### WHAT THE EXERCISE ASKS
Every line containing the word "normal" needs to be found and copied.

### MATERIAL SUPPLIED

####################

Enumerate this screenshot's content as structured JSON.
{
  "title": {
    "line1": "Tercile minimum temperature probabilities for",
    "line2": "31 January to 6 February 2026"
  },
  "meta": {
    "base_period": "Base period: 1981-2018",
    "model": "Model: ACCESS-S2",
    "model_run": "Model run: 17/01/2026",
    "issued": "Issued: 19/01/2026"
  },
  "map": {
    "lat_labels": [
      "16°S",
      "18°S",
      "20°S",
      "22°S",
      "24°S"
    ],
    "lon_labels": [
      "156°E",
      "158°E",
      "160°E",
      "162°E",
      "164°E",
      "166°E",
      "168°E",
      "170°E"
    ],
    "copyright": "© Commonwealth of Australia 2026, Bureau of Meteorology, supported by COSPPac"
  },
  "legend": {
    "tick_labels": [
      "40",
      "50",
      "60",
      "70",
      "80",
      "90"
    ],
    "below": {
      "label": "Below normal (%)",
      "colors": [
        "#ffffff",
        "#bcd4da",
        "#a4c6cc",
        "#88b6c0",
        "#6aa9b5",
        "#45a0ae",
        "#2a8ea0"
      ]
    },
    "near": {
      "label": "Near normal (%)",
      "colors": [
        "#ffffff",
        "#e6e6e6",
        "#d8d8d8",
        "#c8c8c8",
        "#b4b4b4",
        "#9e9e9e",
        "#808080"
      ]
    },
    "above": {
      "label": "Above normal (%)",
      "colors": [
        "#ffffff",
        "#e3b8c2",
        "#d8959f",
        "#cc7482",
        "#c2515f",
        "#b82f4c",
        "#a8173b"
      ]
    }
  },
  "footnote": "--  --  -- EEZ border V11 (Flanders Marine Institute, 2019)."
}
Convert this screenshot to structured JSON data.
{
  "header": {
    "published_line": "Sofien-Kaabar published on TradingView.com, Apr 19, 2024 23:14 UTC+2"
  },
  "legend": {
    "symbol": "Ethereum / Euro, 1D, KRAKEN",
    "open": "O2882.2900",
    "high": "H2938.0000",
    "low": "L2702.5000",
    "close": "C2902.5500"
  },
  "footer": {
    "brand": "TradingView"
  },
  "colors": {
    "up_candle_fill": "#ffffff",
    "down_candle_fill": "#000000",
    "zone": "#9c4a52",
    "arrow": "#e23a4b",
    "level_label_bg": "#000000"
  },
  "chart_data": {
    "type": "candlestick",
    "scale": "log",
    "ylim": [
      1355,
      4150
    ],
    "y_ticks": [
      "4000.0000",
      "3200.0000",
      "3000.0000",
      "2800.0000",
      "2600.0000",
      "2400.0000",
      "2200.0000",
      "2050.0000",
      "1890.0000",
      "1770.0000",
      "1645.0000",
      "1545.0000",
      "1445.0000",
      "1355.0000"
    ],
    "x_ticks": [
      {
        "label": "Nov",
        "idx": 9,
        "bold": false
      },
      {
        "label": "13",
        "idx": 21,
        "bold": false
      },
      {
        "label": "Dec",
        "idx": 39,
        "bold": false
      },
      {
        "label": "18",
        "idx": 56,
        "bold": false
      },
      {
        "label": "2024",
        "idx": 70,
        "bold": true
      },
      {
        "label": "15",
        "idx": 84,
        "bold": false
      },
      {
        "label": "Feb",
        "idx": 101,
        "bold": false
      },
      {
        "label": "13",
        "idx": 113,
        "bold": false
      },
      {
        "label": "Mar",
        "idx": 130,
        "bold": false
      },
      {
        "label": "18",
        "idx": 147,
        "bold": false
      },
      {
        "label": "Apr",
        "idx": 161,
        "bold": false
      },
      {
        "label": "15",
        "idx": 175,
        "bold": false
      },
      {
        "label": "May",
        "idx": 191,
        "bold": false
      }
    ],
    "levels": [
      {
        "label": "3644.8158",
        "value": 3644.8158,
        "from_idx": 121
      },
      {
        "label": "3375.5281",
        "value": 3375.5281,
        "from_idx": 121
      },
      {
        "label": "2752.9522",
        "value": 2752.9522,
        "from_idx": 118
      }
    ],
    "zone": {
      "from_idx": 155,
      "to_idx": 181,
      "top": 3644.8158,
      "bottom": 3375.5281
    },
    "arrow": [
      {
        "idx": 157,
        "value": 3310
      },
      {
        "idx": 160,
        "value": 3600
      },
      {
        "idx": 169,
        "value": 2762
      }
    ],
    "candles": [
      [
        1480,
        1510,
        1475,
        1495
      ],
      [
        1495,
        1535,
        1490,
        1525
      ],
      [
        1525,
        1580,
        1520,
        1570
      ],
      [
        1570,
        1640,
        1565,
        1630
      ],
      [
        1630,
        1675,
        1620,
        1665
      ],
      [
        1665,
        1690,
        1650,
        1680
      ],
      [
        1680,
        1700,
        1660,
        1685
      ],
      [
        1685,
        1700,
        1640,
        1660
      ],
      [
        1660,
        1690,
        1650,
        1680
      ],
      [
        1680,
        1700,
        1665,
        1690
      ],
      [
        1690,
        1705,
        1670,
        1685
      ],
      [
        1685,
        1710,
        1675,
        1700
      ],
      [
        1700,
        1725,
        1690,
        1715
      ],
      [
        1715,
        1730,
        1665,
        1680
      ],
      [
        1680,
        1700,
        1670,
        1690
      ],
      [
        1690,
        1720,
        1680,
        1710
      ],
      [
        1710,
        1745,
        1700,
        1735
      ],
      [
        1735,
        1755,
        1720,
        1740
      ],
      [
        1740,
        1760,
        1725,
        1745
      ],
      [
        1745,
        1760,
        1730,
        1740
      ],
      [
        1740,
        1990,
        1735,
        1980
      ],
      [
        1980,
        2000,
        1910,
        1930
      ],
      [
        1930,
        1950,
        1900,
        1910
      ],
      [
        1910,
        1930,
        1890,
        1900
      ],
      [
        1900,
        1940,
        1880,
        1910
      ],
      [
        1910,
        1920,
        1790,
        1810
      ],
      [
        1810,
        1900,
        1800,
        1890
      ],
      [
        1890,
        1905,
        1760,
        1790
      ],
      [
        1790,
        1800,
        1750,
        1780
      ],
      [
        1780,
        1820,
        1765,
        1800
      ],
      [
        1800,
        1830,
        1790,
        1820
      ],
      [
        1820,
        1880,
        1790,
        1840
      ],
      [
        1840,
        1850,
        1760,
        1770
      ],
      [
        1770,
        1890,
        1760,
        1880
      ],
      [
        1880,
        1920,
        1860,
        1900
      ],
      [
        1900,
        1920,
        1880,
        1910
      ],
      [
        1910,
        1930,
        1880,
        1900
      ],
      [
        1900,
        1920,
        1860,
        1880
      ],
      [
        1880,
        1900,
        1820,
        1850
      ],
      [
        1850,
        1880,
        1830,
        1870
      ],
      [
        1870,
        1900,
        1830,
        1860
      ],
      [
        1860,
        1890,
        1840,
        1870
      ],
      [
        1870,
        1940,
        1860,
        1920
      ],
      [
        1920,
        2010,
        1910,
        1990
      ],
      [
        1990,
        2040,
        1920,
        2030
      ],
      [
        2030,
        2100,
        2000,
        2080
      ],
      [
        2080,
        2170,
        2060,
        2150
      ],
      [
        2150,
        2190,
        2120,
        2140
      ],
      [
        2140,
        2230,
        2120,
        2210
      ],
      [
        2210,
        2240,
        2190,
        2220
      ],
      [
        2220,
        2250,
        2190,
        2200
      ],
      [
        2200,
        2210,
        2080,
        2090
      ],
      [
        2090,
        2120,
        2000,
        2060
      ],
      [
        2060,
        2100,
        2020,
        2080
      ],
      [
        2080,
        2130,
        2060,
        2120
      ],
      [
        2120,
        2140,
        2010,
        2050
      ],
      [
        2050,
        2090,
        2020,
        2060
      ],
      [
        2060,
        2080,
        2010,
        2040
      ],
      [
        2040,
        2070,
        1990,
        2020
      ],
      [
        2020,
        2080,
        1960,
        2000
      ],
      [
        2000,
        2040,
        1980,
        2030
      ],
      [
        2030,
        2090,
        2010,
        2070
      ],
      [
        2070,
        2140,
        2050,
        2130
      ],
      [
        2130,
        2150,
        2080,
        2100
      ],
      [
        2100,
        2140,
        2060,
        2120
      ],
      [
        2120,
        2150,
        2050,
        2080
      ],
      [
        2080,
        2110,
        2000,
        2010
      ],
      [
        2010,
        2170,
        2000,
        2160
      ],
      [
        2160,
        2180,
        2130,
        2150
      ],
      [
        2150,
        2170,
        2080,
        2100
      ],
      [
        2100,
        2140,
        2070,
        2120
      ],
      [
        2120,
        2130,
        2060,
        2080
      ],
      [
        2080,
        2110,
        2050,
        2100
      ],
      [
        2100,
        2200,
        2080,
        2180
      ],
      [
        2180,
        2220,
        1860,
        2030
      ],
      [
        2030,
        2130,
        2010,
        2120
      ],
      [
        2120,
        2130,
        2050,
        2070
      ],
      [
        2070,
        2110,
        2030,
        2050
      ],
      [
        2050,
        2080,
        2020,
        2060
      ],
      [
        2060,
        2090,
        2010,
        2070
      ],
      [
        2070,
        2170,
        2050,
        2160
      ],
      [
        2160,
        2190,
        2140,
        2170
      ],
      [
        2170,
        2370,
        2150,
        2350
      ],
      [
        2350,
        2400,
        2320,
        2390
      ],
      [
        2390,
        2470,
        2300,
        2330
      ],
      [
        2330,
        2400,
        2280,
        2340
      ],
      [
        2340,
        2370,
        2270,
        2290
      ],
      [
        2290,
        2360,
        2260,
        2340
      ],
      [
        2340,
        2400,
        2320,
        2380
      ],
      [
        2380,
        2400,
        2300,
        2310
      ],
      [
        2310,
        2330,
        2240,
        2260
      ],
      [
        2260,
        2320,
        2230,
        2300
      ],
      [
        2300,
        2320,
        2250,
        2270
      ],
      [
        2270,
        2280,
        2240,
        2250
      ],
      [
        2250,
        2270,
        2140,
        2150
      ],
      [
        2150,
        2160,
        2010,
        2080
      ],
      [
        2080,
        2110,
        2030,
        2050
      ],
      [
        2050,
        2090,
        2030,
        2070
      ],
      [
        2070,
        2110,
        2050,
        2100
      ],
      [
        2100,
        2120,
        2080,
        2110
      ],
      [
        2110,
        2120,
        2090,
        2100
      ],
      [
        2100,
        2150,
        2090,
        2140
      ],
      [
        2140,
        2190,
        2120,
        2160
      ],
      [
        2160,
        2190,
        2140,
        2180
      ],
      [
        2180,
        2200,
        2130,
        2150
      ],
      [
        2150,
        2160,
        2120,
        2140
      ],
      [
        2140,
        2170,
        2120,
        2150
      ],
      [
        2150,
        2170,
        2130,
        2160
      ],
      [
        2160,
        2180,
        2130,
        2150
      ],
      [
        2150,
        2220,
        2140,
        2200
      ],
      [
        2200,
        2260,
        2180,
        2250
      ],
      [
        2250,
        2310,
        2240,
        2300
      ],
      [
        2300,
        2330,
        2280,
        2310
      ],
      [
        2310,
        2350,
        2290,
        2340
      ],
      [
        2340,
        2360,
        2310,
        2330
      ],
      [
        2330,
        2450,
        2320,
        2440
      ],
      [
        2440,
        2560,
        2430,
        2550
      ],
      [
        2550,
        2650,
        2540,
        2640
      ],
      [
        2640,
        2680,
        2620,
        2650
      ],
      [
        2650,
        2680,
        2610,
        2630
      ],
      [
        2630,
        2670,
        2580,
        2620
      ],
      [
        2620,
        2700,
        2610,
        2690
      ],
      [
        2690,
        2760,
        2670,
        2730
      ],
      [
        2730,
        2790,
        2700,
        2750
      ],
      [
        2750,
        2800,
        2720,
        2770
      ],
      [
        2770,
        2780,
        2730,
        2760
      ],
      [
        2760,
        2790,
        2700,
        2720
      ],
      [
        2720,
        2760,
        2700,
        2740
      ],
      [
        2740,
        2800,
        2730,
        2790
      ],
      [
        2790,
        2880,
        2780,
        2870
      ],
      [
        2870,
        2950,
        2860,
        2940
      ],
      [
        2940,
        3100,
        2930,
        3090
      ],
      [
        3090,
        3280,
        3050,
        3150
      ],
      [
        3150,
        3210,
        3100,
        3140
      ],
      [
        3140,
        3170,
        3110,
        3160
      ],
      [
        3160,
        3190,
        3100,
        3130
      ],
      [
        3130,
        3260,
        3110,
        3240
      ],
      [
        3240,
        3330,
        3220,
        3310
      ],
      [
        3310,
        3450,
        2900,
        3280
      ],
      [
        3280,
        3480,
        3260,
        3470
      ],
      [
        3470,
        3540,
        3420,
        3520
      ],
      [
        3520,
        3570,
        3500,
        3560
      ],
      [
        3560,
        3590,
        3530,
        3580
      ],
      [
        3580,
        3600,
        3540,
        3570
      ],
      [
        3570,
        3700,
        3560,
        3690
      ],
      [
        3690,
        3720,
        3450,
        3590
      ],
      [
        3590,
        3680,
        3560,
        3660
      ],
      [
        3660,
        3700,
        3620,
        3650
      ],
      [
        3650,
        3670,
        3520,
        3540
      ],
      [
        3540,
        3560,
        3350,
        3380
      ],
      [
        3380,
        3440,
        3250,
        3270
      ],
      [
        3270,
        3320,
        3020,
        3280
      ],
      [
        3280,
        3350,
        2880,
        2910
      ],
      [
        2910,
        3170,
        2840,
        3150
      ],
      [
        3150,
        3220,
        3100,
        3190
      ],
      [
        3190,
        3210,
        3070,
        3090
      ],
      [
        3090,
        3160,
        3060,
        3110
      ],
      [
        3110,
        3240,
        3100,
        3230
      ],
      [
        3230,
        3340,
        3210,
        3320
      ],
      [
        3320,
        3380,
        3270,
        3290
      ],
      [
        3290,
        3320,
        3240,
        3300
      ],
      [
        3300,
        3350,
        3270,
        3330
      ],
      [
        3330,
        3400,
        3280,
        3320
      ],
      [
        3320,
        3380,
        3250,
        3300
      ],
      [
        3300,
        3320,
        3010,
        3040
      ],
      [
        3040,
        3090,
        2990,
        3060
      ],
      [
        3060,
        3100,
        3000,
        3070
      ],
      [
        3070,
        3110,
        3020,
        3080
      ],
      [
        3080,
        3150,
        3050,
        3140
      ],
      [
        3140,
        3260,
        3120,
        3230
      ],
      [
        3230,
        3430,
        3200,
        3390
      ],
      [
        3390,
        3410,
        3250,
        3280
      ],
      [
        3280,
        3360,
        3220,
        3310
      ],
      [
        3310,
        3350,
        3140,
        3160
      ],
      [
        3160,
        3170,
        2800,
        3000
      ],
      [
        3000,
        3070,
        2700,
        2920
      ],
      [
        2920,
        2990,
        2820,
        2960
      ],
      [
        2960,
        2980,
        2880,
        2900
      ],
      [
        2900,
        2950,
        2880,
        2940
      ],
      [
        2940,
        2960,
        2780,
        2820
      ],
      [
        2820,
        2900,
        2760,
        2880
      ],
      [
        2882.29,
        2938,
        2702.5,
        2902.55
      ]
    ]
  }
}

####################

### RESPONSE
      "label": "Below normal (%)",
      "label": "Near normal (%)",
      "label": "Above normal (%)",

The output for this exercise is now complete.